Records for the exercise

** START **

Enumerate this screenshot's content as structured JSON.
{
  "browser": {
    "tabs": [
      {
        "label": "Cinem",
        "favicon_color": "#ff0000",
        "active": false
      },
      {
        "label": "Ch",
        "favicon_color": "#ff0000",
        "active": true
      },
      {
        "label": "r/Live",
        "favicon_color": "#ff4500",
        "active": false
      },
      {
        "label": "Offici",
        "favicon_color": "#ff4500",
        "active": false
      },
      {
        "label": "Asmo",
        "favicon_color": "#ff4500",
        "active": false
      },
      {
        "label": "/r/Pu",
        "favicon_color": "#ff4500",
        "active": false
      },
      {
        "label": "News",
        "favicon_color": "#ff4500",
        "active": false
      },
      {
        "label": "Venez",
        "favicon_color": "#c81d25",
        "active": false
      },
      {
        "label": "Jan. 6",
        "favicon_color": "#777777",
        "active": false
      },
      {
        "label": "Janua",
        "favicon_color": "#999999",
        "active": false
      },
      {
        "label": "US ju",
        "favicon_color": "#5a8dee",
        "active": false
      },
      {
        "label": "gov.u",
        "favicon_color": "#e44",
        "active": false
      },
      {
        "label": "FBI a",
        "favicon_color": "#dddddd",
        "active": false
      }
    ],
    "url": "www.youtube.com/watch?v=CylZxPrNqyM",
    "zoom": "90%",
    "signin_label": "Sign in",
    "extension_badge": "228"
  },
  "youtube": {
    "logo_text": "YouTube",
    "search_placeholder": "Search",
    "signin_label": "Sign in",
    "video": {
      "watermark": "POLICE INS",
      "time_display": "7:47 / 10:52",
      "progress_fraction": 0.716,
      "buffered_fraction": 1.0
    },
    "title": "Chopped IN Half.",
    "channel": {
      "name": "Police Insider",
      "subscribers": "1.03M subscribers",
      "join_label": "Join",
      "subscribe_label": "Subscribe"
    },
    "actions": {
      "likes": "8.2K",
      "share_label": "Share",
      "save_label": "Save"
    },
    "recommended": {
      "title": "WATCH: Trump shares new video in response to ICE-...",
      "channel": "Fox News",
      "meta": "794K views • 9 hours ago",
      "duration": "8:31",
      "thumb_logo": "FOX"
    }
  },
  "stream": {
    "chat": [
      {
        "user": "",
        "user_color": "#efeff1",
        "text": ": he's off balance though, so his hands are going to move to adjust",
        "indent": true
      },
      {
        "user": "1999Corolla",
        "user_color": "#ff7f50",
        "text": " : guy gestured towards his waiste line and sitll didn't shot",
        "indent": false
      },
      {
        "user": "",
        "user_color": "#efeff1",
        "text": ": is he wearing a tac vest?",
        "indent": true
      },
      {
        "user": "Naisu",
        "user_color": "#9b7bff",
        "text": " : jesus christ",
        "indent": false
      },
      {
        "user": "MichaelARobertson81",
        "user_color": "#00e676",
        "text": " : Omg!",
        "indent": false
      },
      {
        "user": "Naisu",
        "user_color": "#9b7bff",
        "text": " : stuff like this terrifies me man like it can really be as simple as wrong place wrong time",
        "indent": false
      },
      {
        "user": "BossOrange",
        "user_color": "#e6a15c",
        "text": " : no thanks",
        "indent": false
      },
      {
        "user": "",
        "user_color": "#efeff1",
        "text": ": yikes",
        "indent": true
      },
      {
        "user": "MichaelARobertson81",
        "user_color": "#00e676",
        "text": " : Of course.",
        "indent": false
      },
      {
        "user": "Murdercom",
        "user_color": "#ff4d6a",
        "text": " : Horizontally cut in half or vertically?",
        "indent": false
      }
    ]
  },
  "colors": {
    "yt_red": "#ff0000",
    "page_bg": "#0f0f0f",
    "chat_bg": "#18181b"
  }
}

** END **

Written instruction
Return the listing above word for word.

Reply to the exercise
Enumerate this screenshot's content as structured JSON.
{
  "browser": {
    "tabs": [
      {
        "label": "Cinem",
        "favicon_color": "#ff0000",
        "active": false
      },
      {
        "label": "Ch",
        "favicon_color": "#ff0000",
        "active": true
      },
      {
        "label": "r/Live",
        "favicon_color": "#ff4500",
        "active": false
      },
      {
        "label": "Offici",
        "favicon_color": "#ff4500",
        "active": false
      },
      {
        "label": "Asmo",
        "favicon_color": "#ff4500",
        "active": false
      },
      {
        "label": "/r/Pu",
        "favicon_color": "#ff4500",
        "active": false
      },
      {
        "label": "News",
        "favicon_color": "#ff4500",
        "active": false
      },
      {
        "label": "Venez",
        "favicon_color": "#c81d25",
        "active": false
      },
      {
        "label": "Jan. 6",
        "favicon_color": "#777777",
        "active": false
      },
      {
        "label": "Janua",
        "favicon_color": "#999999",
        "active": false
      },
      {
        "label": "US ju",
        "favicon_color": "#5a8dee",
        "active": false
      },
      {
        "label": "gov.u",
        "favicon_color": "#e44",
        "active": false
      },
      {
        "label": "FBI a",
        "favicon_color": "#dddddd",
        "active": false
      }
    ],
    "url": "www.youtube.com/watch?v=CylZxPrNqyM",
    "zoom": "90%",
    "signin_label": "Sign in",
    "extension_badge": "228"
  },
  "youtube": {
    "logo_text": "YouTube",
    "search_placeholder": "Search",
    "signin_label": "Sign in",
    "video": {
      "watermark": "POLICE INS",
      "time_display": "7:47 / 10:52",
      "progress_fraction": 0.716,
      "buffered_fraction": 1.0
    },
    "title": "Chopped IN Half.",
    "channel": {
      "name": "Police Insider",
      "subscribers": "1.03M subscribers",
      "join_label": "Join",
      "subscribe_label": "Subscribe"
    },
    "actions": {
      "likes": "8.2K",
      "share_label": "Share",
      "save_label": "Save"
    },
    "recommended": {
      "title": "WATCH: Trump shares new video in response to ICE-...",
      "channel": "Fox News",
      "meta": "794K views • 9 hours ago",
      "duration": "8:31",
      "thumb_logo": "FOX"
    }
  },
  "stream": {
    "chat": [
      {
        "user": "",
        "user_color": "#efeff1",
        "text": ": he's off balance though, so his hands are going to move to adjust",
        "indent": true
      },
      {
        "user": "1999Corolla",
        "user_color": "#ff7f50",
        "text": " : guy gestured towards his waiste line and sitll didn't shot",
        "indent": false
      },
      {
        "user": "",
        "user_color": "#efeff1",
        "text": ": is he wearing a tac vest?",
        "indent": true
      },
      {
        "user": "Naisu",
        "user_color": "#9b7bff",
        "text": " : jesus christ",
        "indent": false
      },
      {
        "user": "MichaelARobertson81",
        "user_color": "#00e676",
        "text": " : Omg!",
        "indent": false
      },
      {
        "user": "Naisu",
        "user_color": "#9b7bff",
        "text": " : stuff like this terrifies me man like it can really be as simple as wrong place wrong time",
        "indent": false
      },
      {
        "user": "BossOrange",
        "user_color": "#e6a15c",
        "text": " : no thanks",
        "indent": false
      },
      {
        "user": "",
        "user_color": "#efeff1",
        "text": ": yikes",
        "indent": true
      },
      {
        "user": "MichaelARobertson81",
        "user_color": "#00e676",
        "text": " : Of course.",
        "indent": false
      },
      {
        "user": "Murdercom",
        "user_color": "#ff4d6a",
        "text": " : Horizontally cut in half or vertically?",
        "indent": false
      }
    ]
  },
  "colors": {
    "yt_red": "#ff0000",
    "page_bg": "#0f0f0f",
    "chat_bg": "#18181b"
  }
}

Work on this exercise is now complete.